◆ **Set exercise**
Give the number of lines in the records below that include "konkurencyjności". Reply with that number alone.

* begin Supplied data *

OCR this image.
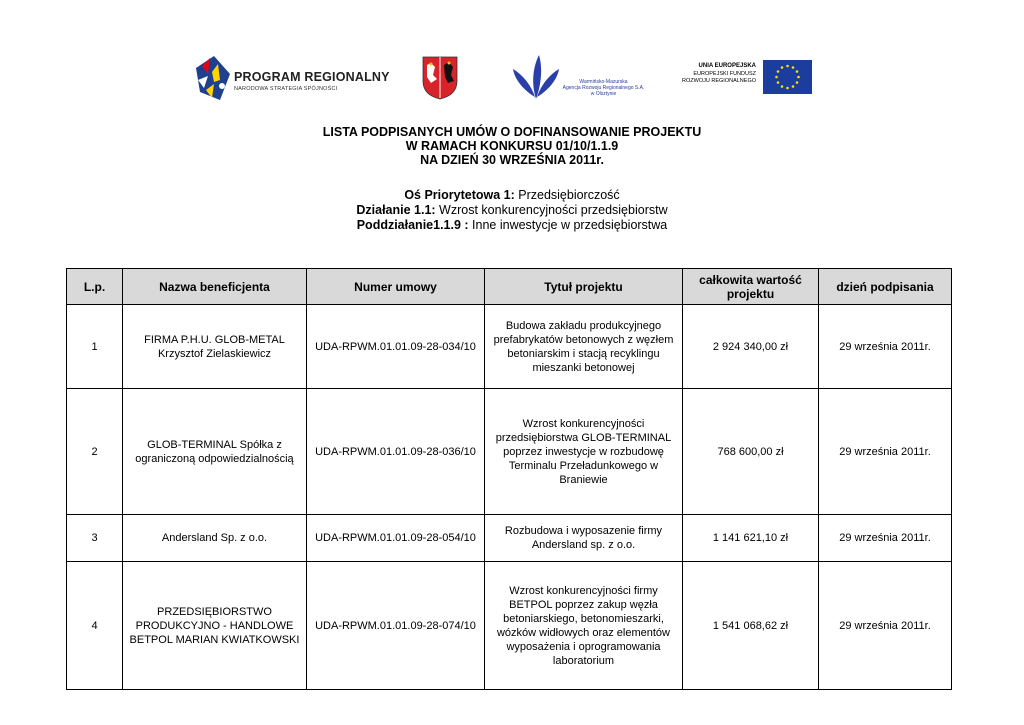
PROGRAM REGIONALNY
NARODOWA STRATEGIA SPÓJNOŚCI
Warmińsko-Mazurska
Agencja Rozwoju Regionalnego S.A.
w Olsztynie
UNIA EUROPEJSKA
EUROPEJSKI FUNDUSZ
ROZWOJU REGIONALNEGO
LISTA PODPISANYCH UMÓW O DOFINANSOWANIE PROJEKTU
W RAMACH KONKURSU 01/10/1.1.9
NA DZIEŃ 30 WRZEŚNIA 2011r.
Oś Priorytetowa 1: Przedsiębiorczość
Działanie 1.1: Wzrost konkurencyjności przedsiębiorstw
Poddziałanie1.1.9 : Inne inwestycje w przedsiębiorstwa
L.p.	Nazwa beneficjenta	Numer umowy	Tytuł projektu	całkowita wartość projektu	dzień podpisania
1	FIRMA P.H.U. GLOB-METAL Krzysztof Zielaskiewicz	UDA-RPWM.01.01.09-28-034/10	Budowa zakładu produkcyjnego prefabrykatów betonowych z węzłem betoniarskim i stacją recyklingu mieszanki betonowej	2 924 340,00 zł	29 września 2011r.
2	GLOB-TERMINAL Spółka z ograniczoną odpowiedzialnością	UDA-RPWM.01.01.09-28-036/10	Wzrost konkurencyjności przedsiębiorstwa GLOB-TERMINAL poprzez inwestycje w rozbudowę Terminalu Przeładunkowego w Braniewie	768 600,00 zł	29 września 2011r.
3	Andersland Sp. z o.o.	UDA-RPWM.01.01.09-28-054/10	Rozbudowa i wyposazenie firmy Andersland sp. z o.o.	1 141 621,10 zł	29 września 2011r.
4	PRZEDSIĘBIORSTWO PRODUKCYJNO - HANDLOWE BETPOL MARIAN KWIATKOWSKI	UDA-RPWM.01.01.09-28-074/10	Wzrost konkurencyjności firmy BETPOL poprzez zakup węzła betoniarskiego, betonomieszarki, wózków widłowych oraz elementów wyposażenia i oprogramowania laboratorium	1 541 068,62 zł	29 września 2011r.
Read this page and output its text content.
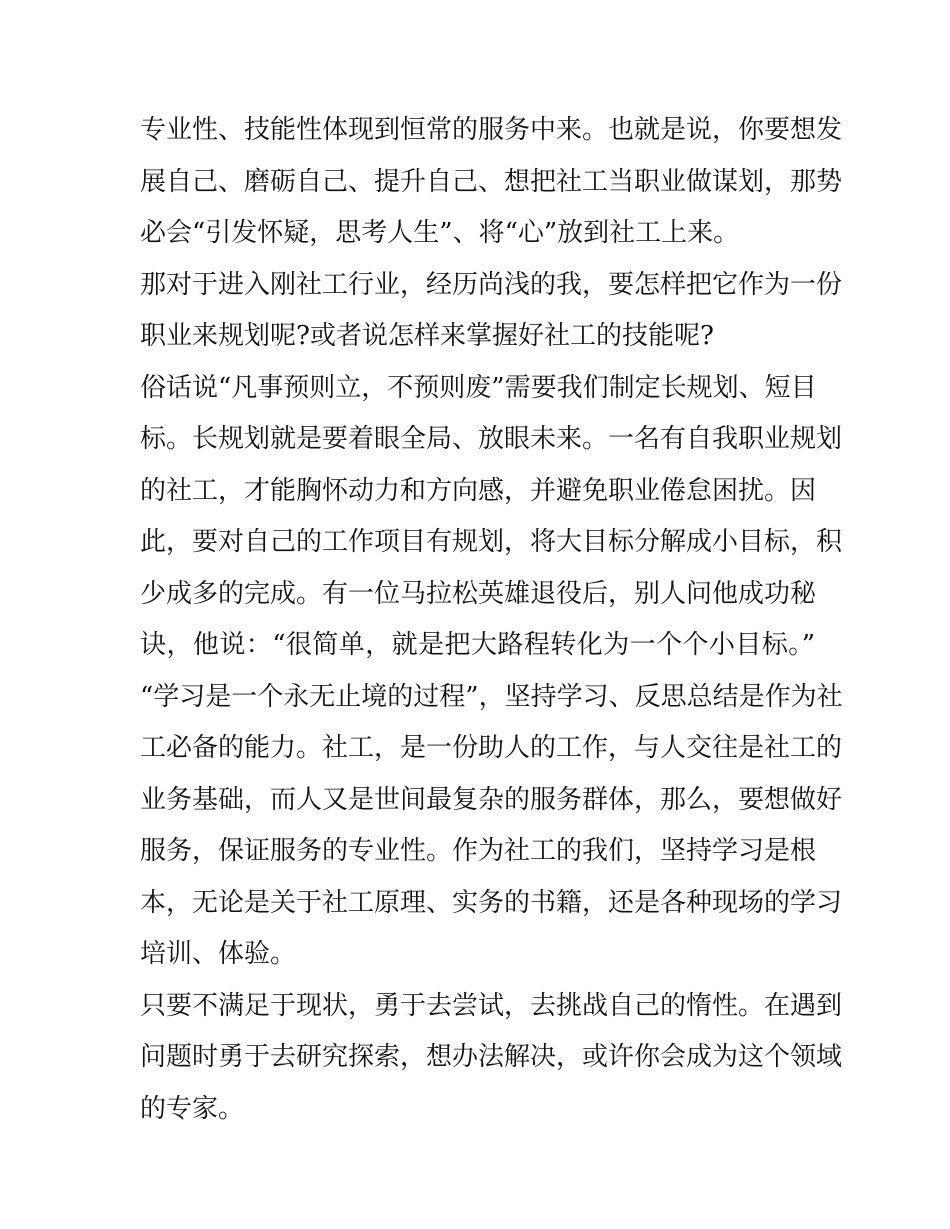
专业性、技能性体现到恒常的服务中来。也就是说，你要想发
展自己、磨砺自己、提升自己、想把社工当职业做谋划，那势
必会“引发怀疑，思考人生”、将“心”放到社工上来。
那对于进入刚社工行业，经历尚浅的我，要怎样把它作为一份
职业来规划呢?或者说怎样来掌握好社工的技能呢?
俗话说“凡事预则立，不预则废”需要我们制定长规划、短目
标。长规划就是要着眼全局、放眼未来。一名有自我职业规划
的社工，才能胸怀动力和方向感，并避免职业倦怠困扰。因
此，要对自己的工作项目有规划，将大目标分解成小目标，积
少成多的完成。有一位马拉松英雄退役后，别人问他成功秘
诀，他说：“很简单，就是把大路程转化为一个个小目标。”
“学习是一个永无止境的过程”，坚持学习、反思总结是作为社
工必备的能力。社工，是一份助人的工作，与人交往是社工的
业务基础，而人又是世间最复杂的服务群体，那么，要想做好
服务，保证服务的专业性。作为社工的我们，坚持学习是根
本，无论是关于社工原理、实务的书籍，还是各种现场的学习
培训、体验。
只要不满足于现状，勇于去尝试，去挑战自己的惰性。在遇到
问题时勇于去研究探索，想办法解决，或许你会成为这个领域
的专家。
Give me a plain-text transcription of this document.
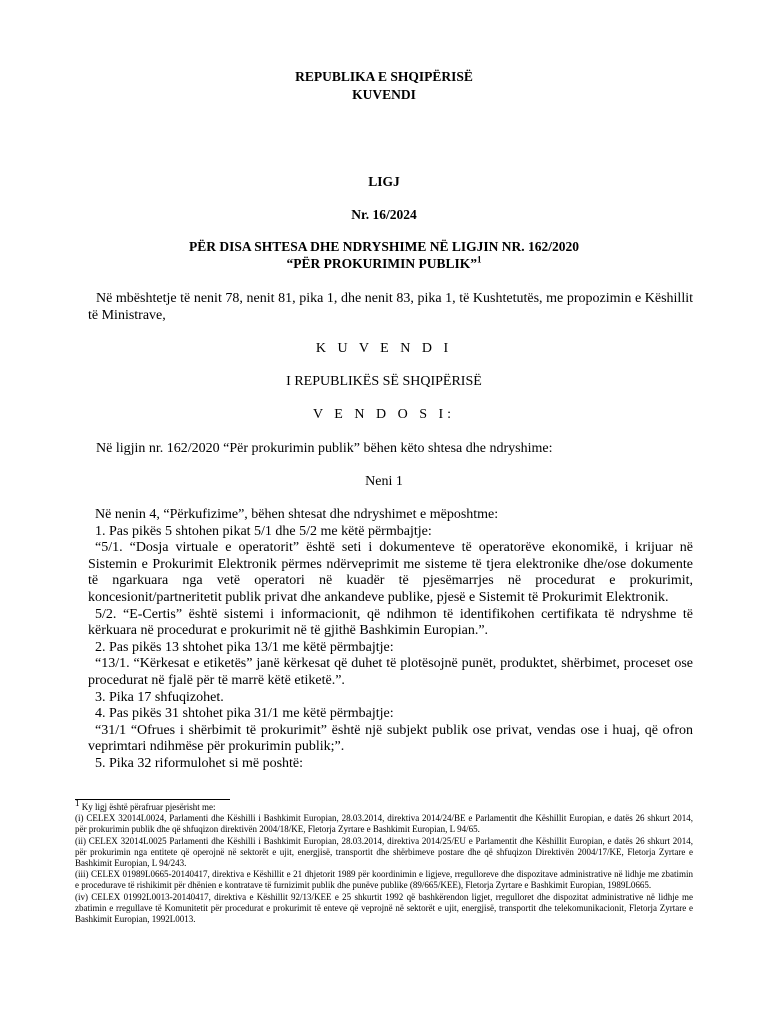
REPUBLIKA E SHQIPËRISË
KUVENDI
LIGJ
Nr. 16/2024
PËR DISA SHTESA DHE NDRYSHIME NË LIGJIN NR. 162/2020
“PËR PROKURIMIN PUBLIK”$^1$
Në mbështetje të nenit 78, nenit 81, pika 1, dhe nenit 83, pika 1, të Kushtetutës, me propozimin e Këshillit të Ministrave,
K U V E N D I
I REPUBLIKËS SË SHQIPËRISË
V E N D O S I:
Në ligjin nr. 162/2020 “Për prokurimin publik” bëhen këto shtesa dhe ndryshime:
Neni 1

Në nenin 4, “Përkufizime”, bëhen shtesat dhe ndryshimet e mëposhtme:

1. Pas pikës 5 shtohen pikat 5/1 dhe 5/2 me këtë përmbajtje:

“5/1. “Dosja virtuale e operatorit” është seti i dokumenteve të operatorëve ekonomikë, i krijuar në Sistemin e Prokurimit Elektronik përmes ndërveprimit me sisteme të tjera elektronike dhe/ose dokumente të ngarkuara nga vetë operatori në kuadër të pjesëmarrjes në procedurat e prokurimit, koncesionit/partneritetit publik privat dhe ankandeve publike, pjesë e Sistemit të Prokurimit Elektronik.

5/2. “E-Certis” është sistemi i informacionit, që ndihmon të identifikohen certifikata të ndryshme të kërkuara në procedurat e prokurimit në të gjithë Bashkimin Europian.”.

2. Pas pikës 13 shtohet pika 13/1 me këtë përmbajtje:

“13/1. “Kërkesat e etiketës” janë kërkesat që duhet të plotësojnë punët, produktet, shërbimet, proceset ose procedurat në fjalë për të marrë këtë etiketë.”.

3. Pika 17 shfuqizohet.

4. Pas pikës 31 shtohet pika 31/1 me këtë përmbajtje:

“31/1 “Ofrues i shërbimit të prokurimit” është një subjekt publik ose privat, vendas ose i huaj, që ofron veprimtari ndihmëse për prokurimin publik;”.

5. Pika 32 riformulohet si më poshtë:

1 Ky ligj është përafruar pjesërisht me:

(i) CELEX 32014L0024, Parlamenti dhe Këshilli i Bashkimit Europian, 28.03.2014, direktiva 2014/24/BE e Parlamentit dhe Këshillit Europian, e datës 26 shkurt 2014, për prokurimin publik dhe që shfuqizon direktivën 2004/18/KE, Fletorja Zyrtare e Bashkimit Europian, L 94/65.

(ii) CELEX 32014L0025 Parlamenti dhe Këshilli i Bashkimit Europian, 28.03.2014, direktiva 2014/25/EU e Parlamentit dhe Këshillit Europian, e datës 26 shkurt 2014, për prokurimin nga entitete që operojnë në sektorët e ujit, energjisë, transportit dhe shërbimeve postare dhe që shfuqizon Direktivën 2004/17/KE, Fletorja Zyrtare e Bashkimit Europian, L 94/243.

(iii) CELEX 01989L0665-20140417, direktiva e Këshillit e 21 dhjetorit 1989 për koordinimin e ligjeve, rregulloreve dhe dispozitave administrative në lidhje me zbatimin e procedurave të rishikimit për dhënien e kontratave të furnizimit publik dhe punëve publike (89/665/KEE), Fletorja Zyrtare e Bashkimit Europian, 1989L0665.

(iv) CELEX 01992L0013-20140417, direktiva e Këshillit 92/13/KEE e 25 shkurtit 1992 që bashkërendon ligjet, rregulloret dhe dispozitat administrative në lidhje me zbatimin e rregullave të Komunitetit për procedurat e prokurimit të enteve që veprojnë në sektorët e ujit, energjisë, transportit dhe telekomunikacionit, Fletorja Zyrtare e Bashkimit Europian, 1992L0013.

* end Supplied data *

◆ **The completed task**
3